▶ **WRITTEN EXERCISE**: Gather all lines from the material that contain the word "tank".

▶ **EXTRACTED DATA**:
——————————

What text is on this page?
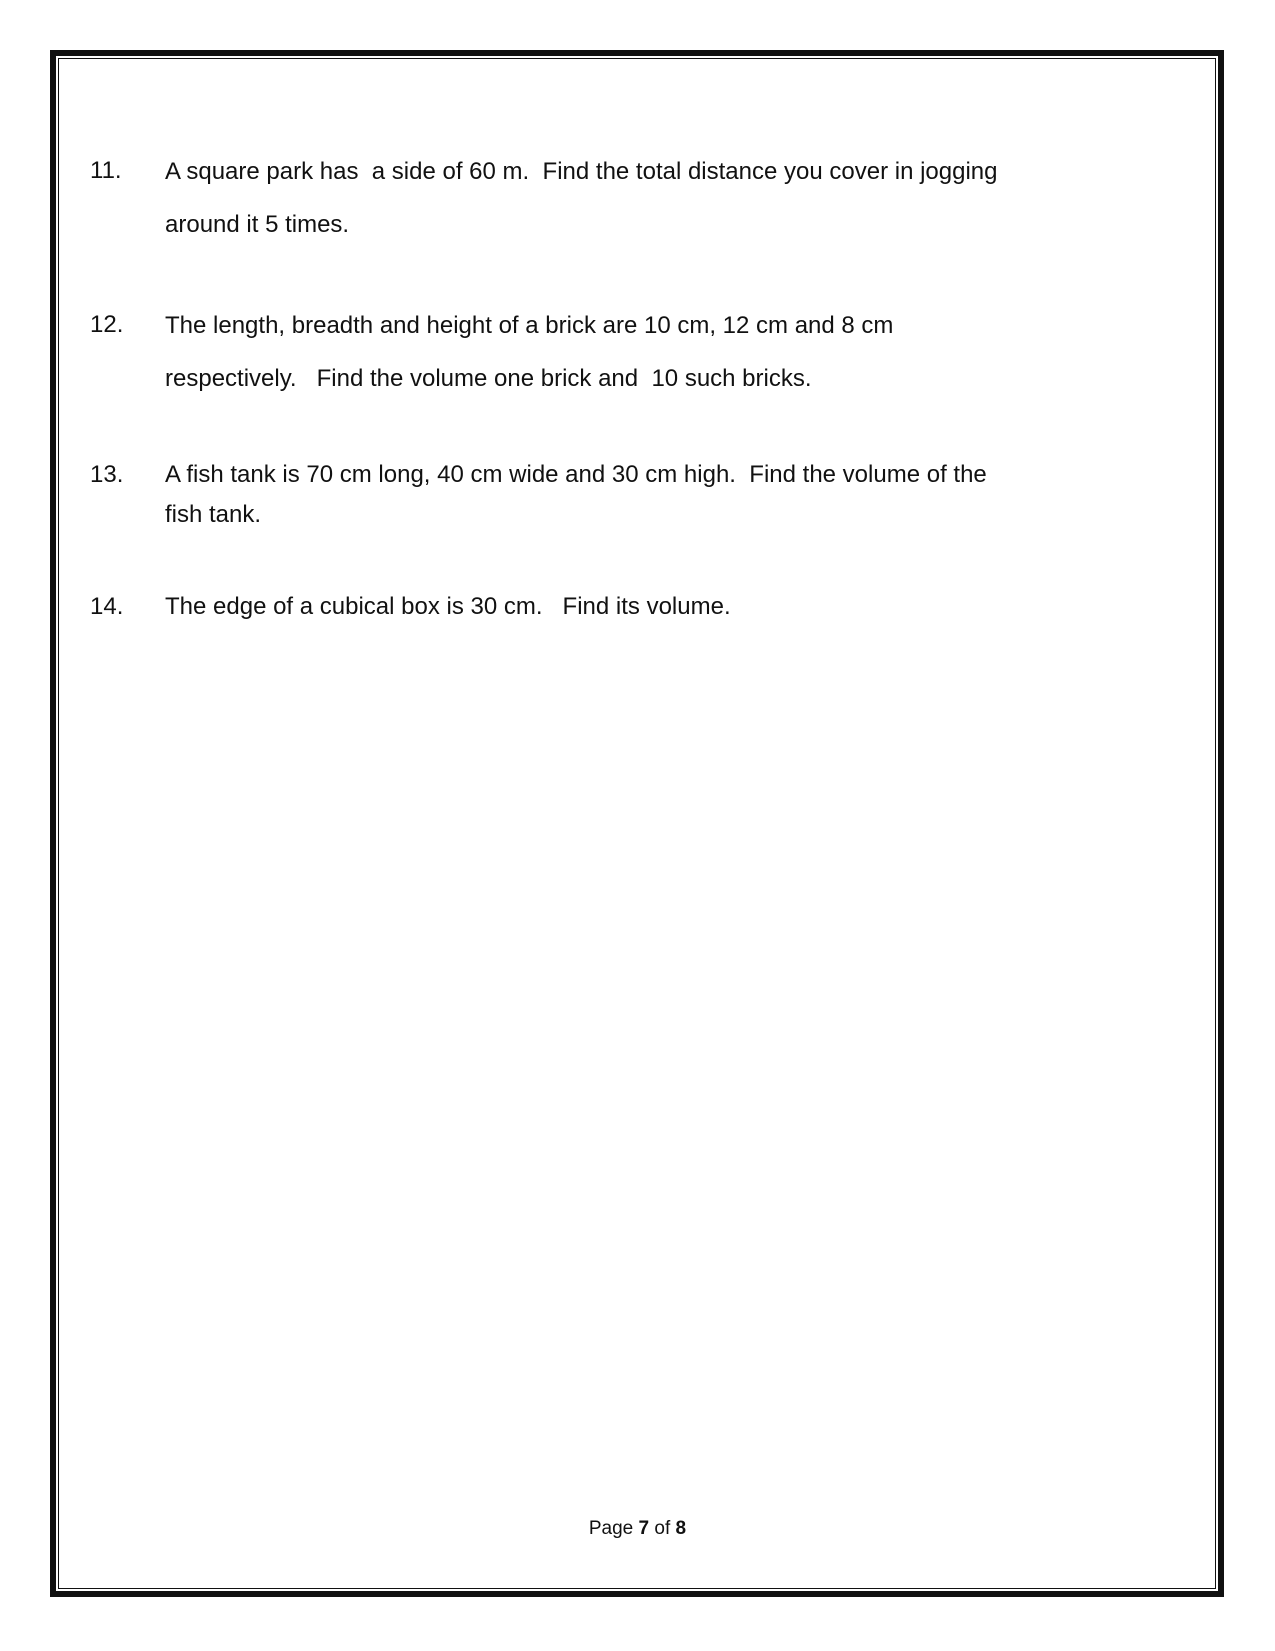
11.	A square park has  a side of 60 m.  Find the total distance you cover in jogging
around it 5 times.
12.	The length, breadth and height of a brick are 10 cm, 12 cm and 8 cm
respectively.   Find the volume one brick and  10 such bricks.
13.	A fish tank is 70 cm long, 40 cm wide and 30 cm high.  Find the volume of the
fish tank.
14.	The edge of a cubical box is 30 cm.   Find its volume.
Page 7 of 8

——————————

▶ **EXPECTED OUTPUT**:
13.	A fish tank is 70 cm long, 40 cm wide and 30 cm high.  Find the volume of the
fish tank.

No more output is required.